** start of SUPPLIED RECORDS **

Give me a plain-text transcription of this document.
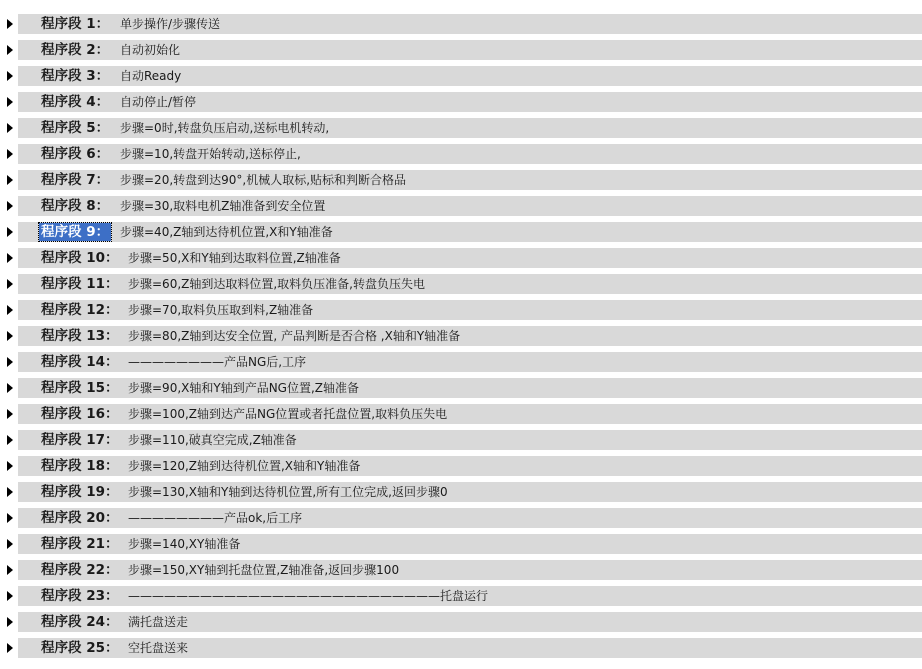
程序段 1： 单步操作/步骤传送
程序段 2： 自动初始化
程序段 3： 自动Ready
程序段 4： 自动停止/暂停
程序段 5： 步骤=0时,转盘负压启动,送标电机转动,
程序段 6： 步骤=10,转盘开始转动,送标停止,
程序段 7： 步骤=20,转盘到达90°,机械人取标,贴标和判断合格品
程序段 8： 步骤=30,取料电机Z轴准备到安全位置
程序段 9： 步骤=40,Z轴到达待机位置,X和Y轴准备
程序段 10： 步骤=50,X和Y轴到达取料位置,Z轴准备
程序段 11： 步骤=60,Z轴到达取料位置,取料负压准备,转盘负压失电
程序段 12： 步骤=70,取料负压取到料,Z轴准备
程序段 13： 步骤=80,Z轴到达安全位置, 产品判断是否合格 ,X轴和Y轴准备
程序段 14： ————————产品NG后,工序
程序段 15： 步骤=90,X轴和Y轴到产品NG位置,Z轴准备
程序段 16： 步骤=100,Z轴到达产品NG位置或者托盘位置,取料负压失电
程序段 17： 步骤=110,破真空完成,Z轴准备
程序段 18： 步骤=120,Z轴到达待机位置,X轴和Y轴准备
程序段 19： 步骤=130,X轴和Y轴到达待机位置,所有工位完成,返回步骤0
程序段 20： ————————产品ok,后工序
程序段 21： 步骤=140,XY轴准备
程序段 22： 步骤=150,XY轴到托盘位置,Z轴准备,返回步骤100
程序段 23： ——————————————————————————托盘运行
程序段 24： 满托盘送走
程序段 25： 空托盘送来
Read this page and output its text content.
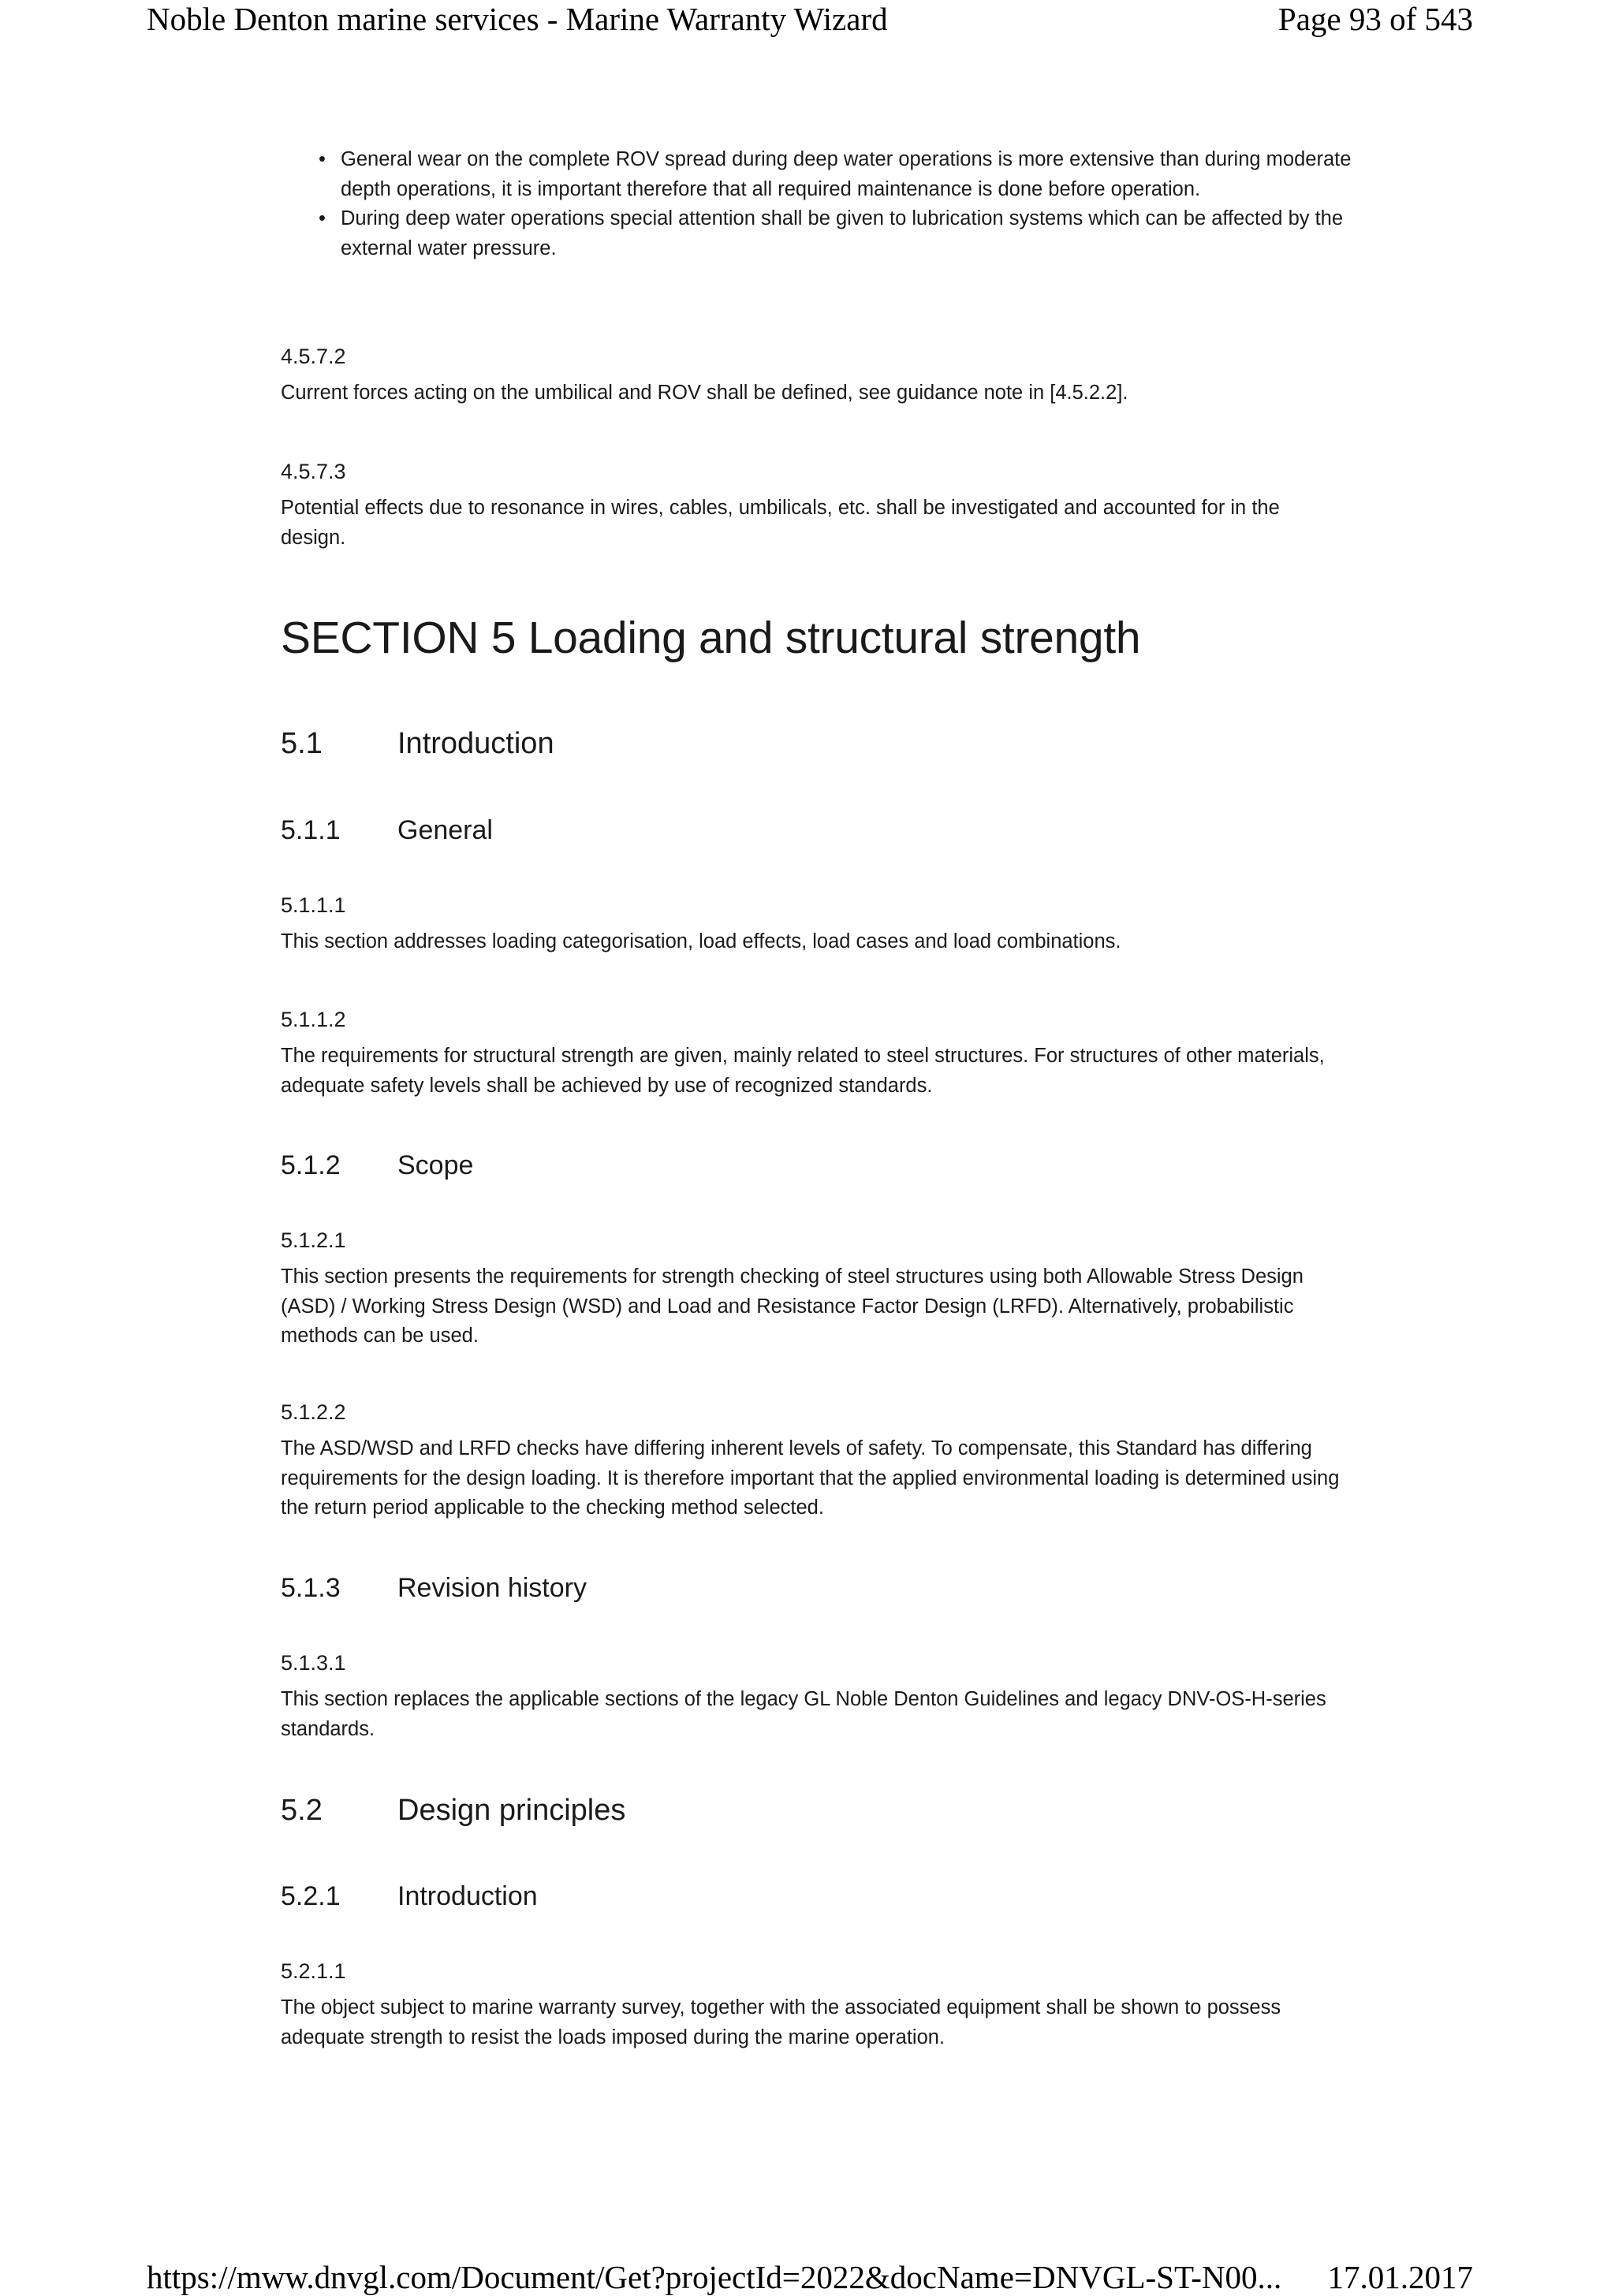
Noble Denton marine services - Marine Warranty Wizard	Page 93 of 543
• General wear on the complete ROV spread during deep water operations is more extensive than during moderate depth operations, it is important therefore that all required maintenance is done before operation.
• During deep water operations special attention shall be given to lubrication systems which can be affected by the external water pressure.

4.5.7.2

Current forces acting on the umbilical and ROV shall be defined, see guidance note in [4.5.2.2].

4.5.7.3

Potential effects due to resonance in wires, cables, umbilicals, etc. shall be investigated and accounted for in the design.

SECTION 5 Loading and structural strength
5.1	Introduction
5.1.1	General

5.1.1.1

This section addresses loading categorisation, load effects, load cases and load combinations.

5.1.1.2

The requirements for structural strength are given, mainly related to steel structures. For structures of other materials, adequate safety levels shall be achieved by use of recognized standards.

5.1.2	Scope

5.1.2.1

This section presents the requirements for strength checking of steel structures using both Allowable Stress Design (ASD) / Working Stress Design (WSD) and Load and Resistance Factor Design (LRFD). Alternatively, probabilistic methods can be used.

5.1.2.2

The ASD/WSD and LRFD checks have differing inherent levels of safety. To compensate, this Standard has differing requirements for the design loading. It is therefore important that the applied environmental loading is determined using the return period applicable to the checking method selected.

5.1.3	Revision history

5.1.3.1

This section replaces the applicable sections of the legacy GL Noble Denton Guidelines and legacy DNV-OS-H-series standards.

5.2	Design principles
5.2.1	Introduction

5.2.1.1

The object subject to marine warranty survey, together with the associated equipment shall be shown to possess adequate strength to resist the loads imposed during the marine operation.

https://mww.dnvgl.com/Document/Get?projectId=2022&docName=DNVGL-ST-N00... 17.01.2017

** end of SUPPLIED RECORDS **

DIRECTIONS
Word for word, quote the full listing, omitting every picture.

SOLUTION FOR THIS TASK
Give me a plain-text transcription of this document.
程序段 1： 单步操作/步骤传送
程序段 2： 自动初始化
程序段 3： 自动Ready
程序段 4： 自动停止/暂停
程序段 5： 步骤=0时,转盘负压启动,送标电机转动,
程序段 6： 步骤=10,转盘开始转动,送标停止,
程序段 7： 步骤=20,转盘到达90°,机械人取标,贴标和判断合格品
程序段 8： 步骤=30,取料电机Z轴准备到安全位置
程序段 9： 步骤=40,Z轴到达待机位置,X和Y轴准备
程序段 10： 步骤=50,X和Y轴到达取料位置,Z轴准备
程序段 11： 步骤=60,Z轴到达取料位置,取料负压准备,转盘负压失电
程序段 12： 步骤=70,取料负压取到料,Z轴准备
程序段 13： 步骤=80,Z轴到达安全位置, 产品判断是否合格 ,X轴和Y轴准备
程序段 14： ————————产品NG后,工序
程序段 15： 步骤=90,X轴和Y轴到产品NG位置,Z轴准备
程序段 16： 步骤=100,Z轴到达产品NG位置或者托盘位置,取料负压失电
程序段 17： 步骤=110,破真空完成,Z轴准备
程序段 18： 步骤=120,Z轴到达待机位置,X轴和Y轴准备
程序段 19： 步骤=130,X轴和Y轴到达待机位置,所有工位完成,返回步骤0
程序段 20： ————————产品ok,后工序
程序段 21： 步骤=140,XY轴准备
程序段 22： 步骤=150,XY轴到托盘位置,Z轴准备,返回步骤100
程序段 23： ——————————————————————————托盘运行
程序段 24： 满托盘送走
程序段 25： 空托盘送来
Read this page and output its text content.
Noble Denton marine services - Marine Warranty Wizard	Page 93 of 543
• General wear on the complete ROV spread during deep water operations is more extensive than during moderate depth operations, it is important therefore that all required maintenance is done before operation.
• During deep water operations special attention shall be given to lubrication systems which can be affected by the external water pressure.

4.5.7.2

Current forces acting on the umbilical and ROV shall be defined, see guidance note in [4.5.2.2].

4.5.7.3

Potential effects due to resonance in wires, cables, umbilicals, etc. shall be investigated and accounted for in the design.

SECTION 5 Loading and structural strength
5.1	Introduction
5.1.1	General

5.1.1.1

This section addresses loading categorisation, load effects, load cases and load combinations.

5.1.1.2

The requirements for structural strength are given, mainly related to steel structures. For structures of other materials, adequate safety levels shall be achieved by use of recognized standards.

5.1.2	Scope

5.1.2.1

This section presents the requirements for strength checking of steel structures using both Allowable Stress Design (ASD) / Working Stress Design (WSD) and Load and Resistance Factor Design (LRFD). Alternatively, probabilistic methods can be used.

5.1.2.2

The ASD/WSD and LRFD checks have differing inherent levels of safety. To compensate, this Standard has differing requirements for the design loading. It is therefore important that the applied environmental loading is determined using the return period applicable to the checking method selected.

5.1.3	Revision history

5.1.3.1

This section replaces the applicable sections of the legacy GL Noble Denton Guidelines and legacy DNV-OS-H-series standards.

5.2	Design principles
5.2.1	Introduction

5.2.1.1

The object subject to marine warranty survey, together with the associated equipment shall be shown to possess adequate strength to resist the loads imposed during the marine operation.

https://mww.dnvgl.com/Document/Get?projectId=2022&docName=DNVGL-ST-N00... 17.01.2017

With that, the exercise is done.